▶ [Текст]:
Вперед и вверх! А там...
Зачем ходят на Столбы «чайники» и «турье»
Идут, идут, идут. Просто-таки бульвар. Проспект Мира в праздничное утро! Удивляюсь. А напрасно, кстати. Прекрасный, прозрачный день золотой осени, да еще и День туриста. Вот и валит народ, вот и валит. И отлично! Легче будет понять — зачем все-таки люди на Столбы ходят. Вот этот дядька с лысиной, например. Или которая уже по счету компания подростков. Что их ждет там, наверху? И чего ждут они сами?
Клишированные ответы вязли на зубах:
— Ну, подышать... Природу посмотреть.
— Воздуха и в городе завались, — парировала я. — А по телевизору сегодня Африку показывают. И этих... фламинго.
— Живой бурундук лучше дохлой фламинги, — рассудительно возражает мне Коля, парень с рюкзачком. — Бурундук — он мне родня. Он славный такой, и никакие ихние эти... кайманы его не заменят. Живой бурундук таращится на нас своими бисерными глазками и потешно перебирает передними лапками. Потом вдруг встрепенывается и змейкой (волосатой такой, полосатой и ногастой) исчезает среди веток.
Мы смеемся.
— Вот видите! — отсмеявшись, укоризненно говорит Николай. И уходит вверх. Ему приспичило сегодня покорить Первый Столб каким-то хитрым лазом. Голубыми катушками.
— Человек от обезьяны произошел. А обезьяны — они в лесу живут и лазят повсюду. Так что мы прям по Дарвину: в лес — и скакать! — Это развеселая компания подростков лет четырнадцати-пятнадцати-шестнадцати. Надо заметить, что ребята этого возраста составляют добрую половину всех посетителей заповедника. Идут веселые, песни горланят, пивком в пакетах позвякивают.
— Для здоровья и для души, — поясняет совсем не скалолазного вида Анатолий, бодро пробирающийся вверх. — Я сюда давно хожу, сразу после войны. Надо же себе доказать, что я еще не устарел. И даже что еще ого-го! А вообще-то... — голос его грустнеет. — Я же инвалид второй группы. Лечусь я этим.

▶ [Исходные записи]:
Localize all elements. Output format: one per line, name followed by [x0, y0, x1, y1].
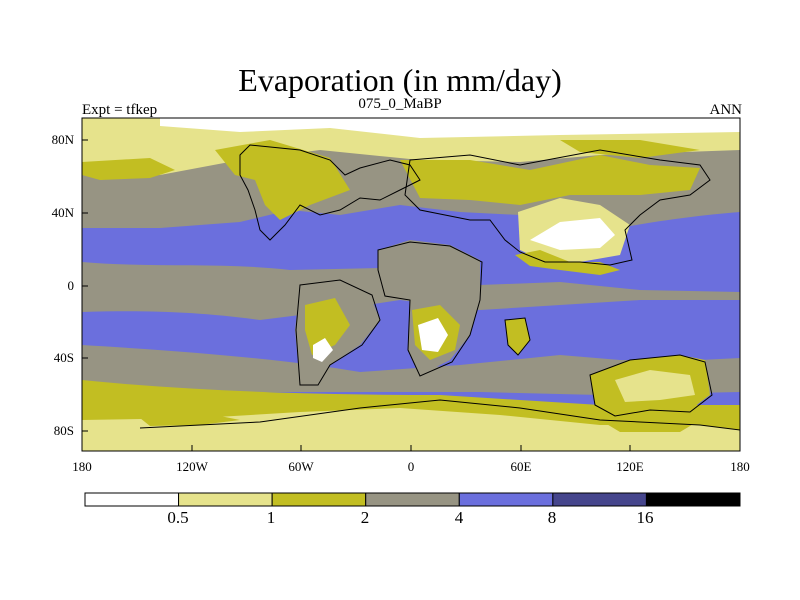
x-tick-label: 120W — [176, 459, 208, 474]
south-america-olive — [305, 298, 350, 355]
australia-light — [615, 370, 695, 402]
colorbar-swatch — [365, 492, 460, 507]
north-olive-4 — [560, 140, 700, 158]
arctic-white — [160, 118, 740, 138]
north-olive-1 — [82, 158, 175, 180]
north-olive-3 — [400, 155, 700, 205]
colorbar-swatch — [271, 492, 367, 507]
x-tick-label: 60W — [288, 459, 314, 474]
colorbar-swatch — [552, 492, 647, 507]
colorbar-swatch — [645, 492, 741, 507]
colorbar-label: 8 — [547, 508, 557, 527]
africa-hotspot — [418, 318, 448, 352]
india-patch — [505, 318, 530, 355]
antarctic-light-band — [82, 408, 740, 451]
colorbar-label: 4 — [454, 508, 464, 527]
x-tick-label: 0 — [407, 459, 415, 474]
colorbar-swatch — [84, 492, 180, 507]
x-tick-label: 60E — [510, 459, 532, 474]
antarctic-olive-1 — [140, 412, 240, 426]
colorbar-swatch — [178, 492, 273, 507]
x-tick-label: 120E — [616, 459, 644, 474]
y-tick-label: 80N — [51, 132, 74, 147]
y-tick-label: 0 — [67, 278, 75, 293]
south-america-hotspot — [313, 338, 333, 362]
colorbar-label: 0.5 — [167, 508, 189, 527]
coastlines — [139, 144, 740, 431]
north-olive-2 — [215, 140, 350, 220]
x-tick-label: 180 — [72, 459, 92, 474]
colorbar-label: 16 — [636, 508, 654, 527]
colorbar-swatch — [458, 492, 554, 507]
tick-marks — [81, 139, 741, 451]
south-grey-band — [82, 345, 740, 395]
season-label: ANN — [709, 102, 743, 118]
y-tick-label: 80S — [53, 423, 74, 438]
y-tick-label: 40S — [53, 350, 74, 365]
experiment-label: Expt = tfkep — [82, 102, 158, 118]
evaporation-field — [82, 118, 740, 451]
colorbar-label: 1 — [266, 508, 276, 527]
map-title: Evaporation (in mm/day) — [238, 62, 562, 98]
asia-hotspot — [530, 218, 615, 250]
colorbar-label: 2 — [360, 508, 370, 527]
y-tick-label: 40N — [51, 205, 74, 220]
x-tick-label: 180 — [730, 459, 750, 474]
time-label: 075_0_MaBP — [358, 96, 442, 112]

▶ [Что нужно сделать]:
1. Перепишите дословно отрывок из текста о Столбах: начните с места, где стоят слова «Зачем ходят на», и остановитесь после слов «ждут они сами?».
2. Перескажите короче, в виде списка, абзац текста о Столбах, который начинается словами «— Человек от обезьяны произошел», и сохраните его основные факты.

▶ [Ответы к заданию]:
1.
Зачем ходят на Столбы «чайники» и «турье»
Идут, идут, идут. Просто-таки бульвар. Проспект Мира в праздничное утро! Удивляюсь. А напрасно, кстати. Прекрасный, прозрачный день золотой осени, да еще и День туриста. Вот и валит народ, вот и валит. И отлично! Легче будет понять — зачем все-таки люди на Столбы ходят. Вот этот дядька с лысиной, например. Или которая уже по счету компания подростков. Что их ждет там, наверху? И чего ждут они сами?

2.
- Компания подростков лет четырнадцати–шестнадцати объясняет свой поход «по Дарвину»: человек произошел от обезьяны, а обезьяны живут в лесу и лазят повсюду.
- Ребята такого возраста составляют добрую половину всех посетителей заповедника.
- Они идут весело, горланят песни и позвякивают пивом в пакетах.